What is the number of lines containing the word "order"? Give that number alone.
[START OF EXTRACTED ENTRIES]
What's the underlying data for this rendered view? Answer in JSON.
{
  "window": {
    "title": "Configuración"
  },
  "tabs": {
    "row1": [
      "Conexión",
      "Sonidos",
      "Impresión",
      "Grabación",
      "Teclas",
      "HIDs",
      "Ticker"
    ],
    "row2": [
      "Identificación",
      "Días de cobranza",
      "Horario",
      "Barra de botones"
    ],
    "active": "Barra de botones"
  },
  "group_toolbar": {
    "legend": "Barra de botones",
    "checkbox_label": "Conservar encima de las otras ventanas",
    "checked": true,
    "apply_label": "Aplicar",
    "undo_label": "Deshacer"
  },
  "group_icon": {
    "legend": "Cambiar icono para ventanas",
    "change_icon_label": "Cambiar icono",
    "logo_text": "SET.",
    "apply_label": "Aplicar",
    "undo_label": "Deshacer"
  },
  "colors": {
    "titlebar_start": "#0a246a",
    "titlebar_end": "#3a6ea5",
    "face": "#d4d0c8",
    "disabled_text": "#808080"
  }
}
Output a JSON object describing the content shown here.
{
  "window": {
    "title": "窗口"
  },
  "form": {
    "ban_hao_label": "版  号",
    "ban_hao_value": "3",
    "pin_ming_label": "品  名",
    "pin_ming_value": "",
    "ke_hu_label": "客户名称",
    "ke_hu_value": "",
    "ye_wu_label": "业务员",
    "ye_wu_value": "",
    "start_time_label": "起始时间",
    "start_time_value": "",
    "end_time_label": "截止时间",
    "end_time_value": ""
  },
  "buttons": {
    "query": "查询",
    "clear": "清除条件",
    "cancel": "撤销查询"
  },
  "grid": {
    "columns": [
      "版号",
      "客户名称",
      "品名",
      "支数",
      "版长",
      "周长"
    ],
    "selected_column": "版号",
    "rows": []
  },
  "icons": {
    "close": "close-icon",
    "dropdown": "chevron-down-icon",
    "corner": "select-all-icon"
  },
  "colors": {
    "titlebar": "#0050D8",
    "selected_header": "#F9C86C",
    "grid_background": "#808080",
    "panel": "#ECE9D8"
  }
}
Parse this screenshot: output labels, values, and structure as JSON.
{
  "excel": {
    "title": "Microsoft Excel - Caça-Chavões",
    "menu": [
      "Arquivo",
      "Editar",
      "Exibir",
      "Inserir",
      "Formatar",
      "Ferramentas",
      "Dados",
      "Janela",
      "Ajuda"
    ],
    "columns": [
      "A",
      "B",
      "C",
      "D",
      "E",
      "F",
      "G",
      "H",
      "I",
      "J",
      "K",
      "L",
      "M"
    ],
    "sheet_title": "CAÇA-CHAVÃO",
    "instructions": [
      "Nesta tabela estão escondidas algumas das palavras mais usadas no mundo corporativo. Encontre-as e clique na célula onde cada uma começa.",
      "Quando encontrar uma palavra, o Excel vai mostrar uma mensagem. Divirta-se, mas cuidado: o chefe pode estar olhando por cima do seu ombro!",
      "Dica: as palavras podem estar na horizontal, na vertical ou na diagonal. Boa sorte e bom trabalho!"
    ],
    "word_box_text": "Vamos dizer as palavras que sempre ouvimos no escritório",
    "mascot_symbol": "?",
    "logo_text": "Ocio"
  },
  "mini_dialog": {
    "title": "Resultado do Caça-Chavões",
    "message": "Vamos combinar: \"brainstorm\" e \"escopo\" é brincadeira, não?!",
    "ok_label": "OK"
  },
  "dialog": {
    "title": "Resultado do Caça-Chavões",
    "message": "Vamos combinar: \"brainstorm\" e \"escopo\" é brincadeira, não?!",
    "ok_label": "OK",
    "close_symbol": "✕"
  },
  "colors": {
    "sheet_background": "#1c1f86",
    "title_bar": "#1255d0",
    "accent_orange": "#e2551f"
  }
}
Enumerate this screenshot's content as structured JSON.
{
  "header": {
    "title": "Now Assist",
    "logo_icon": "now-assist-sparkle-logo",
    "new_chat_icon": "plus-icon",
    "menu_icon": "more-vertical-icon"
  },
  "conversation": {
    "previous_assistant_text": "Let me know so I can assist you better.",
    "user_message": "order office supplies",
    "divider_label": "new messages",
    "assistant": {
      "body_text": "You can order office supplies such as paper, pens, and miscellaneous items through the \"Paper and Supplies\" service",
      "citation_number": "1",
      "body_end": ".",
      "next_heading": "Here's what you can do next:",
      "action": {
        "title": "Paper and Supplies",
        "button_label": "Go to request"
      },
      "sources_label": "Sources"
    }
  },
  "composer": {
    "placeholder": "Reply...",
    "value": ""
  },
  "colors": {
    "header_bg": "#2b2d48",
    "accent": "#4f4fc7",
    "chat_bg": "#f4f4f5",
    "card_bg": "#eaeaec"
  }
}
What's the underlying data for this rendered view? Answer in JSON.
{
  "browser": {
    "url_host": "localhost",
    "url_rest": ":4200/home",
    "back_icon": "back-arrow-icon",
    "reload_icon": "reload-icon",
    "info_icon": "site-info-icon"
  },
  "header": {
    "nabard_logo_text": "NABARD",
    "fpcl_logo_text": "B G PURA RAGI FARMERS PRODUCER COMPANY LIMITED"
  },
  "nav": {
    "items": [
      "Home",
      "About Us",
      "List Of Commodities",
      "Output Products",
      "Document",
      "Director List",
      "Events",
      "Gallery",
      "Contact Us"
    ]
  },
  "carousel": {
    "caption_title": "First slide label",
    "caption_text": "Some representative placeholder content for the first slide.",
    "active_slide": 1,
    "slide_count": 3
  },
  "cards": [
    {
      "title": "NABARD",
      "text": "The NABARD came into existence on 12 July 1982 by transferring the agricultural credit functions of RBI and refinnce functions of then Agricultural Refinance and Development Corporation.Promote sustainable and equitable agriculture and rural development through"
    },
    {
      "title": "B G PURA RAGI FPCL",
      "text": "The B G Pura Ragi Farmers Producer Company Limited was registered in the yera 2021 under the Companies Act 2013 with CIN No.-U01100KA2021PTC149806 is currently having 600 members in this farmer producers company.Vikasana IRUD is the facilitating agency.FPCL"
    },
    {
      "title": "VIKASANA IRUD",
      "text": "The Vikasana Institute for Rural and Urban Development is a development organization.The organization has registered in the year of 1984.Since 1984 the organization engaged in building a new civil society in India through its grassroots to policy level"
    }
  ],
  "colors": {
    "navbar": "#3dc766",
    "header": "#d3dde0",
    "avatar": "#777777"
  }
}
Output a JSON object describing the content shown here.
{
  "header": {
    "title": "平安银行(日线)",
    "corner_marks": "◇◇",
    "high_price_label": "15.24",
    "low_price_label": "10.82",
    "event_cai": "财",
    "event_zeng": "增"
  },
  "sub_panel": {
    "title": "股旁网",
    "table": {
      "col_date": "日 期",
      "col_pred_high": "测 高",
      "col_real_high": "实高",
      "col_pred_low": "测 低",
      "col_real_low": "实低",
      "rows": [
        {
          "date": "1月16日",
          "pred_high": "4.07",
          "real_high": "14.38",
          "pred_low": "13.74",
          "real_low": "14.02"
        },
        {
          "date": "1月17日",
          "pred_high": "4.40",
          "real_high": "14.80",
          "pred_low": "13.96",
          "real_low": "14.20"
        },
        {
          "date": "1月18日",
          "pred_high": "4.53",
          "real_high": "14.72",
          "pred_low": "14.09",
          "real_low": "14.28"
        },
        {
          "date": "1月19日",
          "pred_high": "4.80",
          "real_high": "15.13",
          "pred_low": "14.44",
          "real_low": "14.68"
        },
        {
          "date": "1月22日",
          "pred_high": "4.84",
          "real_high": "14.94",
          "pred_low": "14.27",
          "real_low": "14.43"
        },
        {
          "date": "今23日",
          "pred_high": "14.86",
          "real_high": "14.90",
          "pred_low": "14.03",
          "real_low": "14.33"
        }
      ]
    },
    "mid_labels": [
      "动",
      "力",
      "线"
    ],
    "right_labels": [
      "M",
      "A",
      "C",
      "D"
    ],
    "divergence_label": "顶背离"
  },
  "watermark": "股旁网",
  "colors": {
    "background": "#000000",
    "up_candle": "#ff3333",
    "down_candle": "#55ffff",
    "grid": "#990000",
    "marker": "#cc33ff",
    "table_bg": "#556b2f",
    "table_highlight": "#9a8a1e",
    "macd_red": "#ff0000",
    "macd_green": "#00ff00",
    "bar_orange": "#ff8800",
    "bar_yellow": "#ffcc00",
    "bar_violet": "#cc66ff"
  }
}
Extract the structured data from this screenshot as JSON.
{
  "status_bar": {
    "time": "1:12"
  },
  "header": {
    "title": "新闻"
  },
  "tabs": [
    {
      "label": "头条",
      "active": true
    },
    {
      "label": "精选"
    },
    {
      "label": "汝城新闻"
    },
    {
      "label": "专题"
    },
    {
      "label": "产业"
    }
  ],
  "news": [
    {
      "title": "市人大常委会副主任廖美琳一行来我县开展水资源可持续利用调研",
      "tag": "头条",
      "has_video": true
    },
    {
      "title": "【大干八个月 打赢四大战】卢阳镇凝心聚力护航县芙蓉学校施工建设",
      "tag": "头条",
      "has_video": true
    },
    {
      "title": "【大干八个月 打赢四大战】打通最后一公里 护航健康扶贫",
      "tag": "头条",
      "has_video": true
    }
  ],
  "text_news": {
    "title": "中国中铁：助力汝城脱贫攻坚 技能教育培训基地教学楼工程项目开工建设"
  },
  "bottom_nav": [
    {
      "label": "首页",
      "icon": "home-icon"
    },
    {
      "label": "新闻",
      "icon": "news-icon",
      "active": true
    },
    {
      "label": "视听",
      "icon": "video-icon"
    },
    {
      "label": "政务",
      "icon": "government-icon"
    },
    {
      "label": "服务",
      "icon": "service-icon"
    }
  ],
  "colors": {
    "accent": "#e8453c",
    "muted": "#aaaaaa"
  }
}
[END OF EXTRACTED ENTRIES]
RESULT BELOW: 2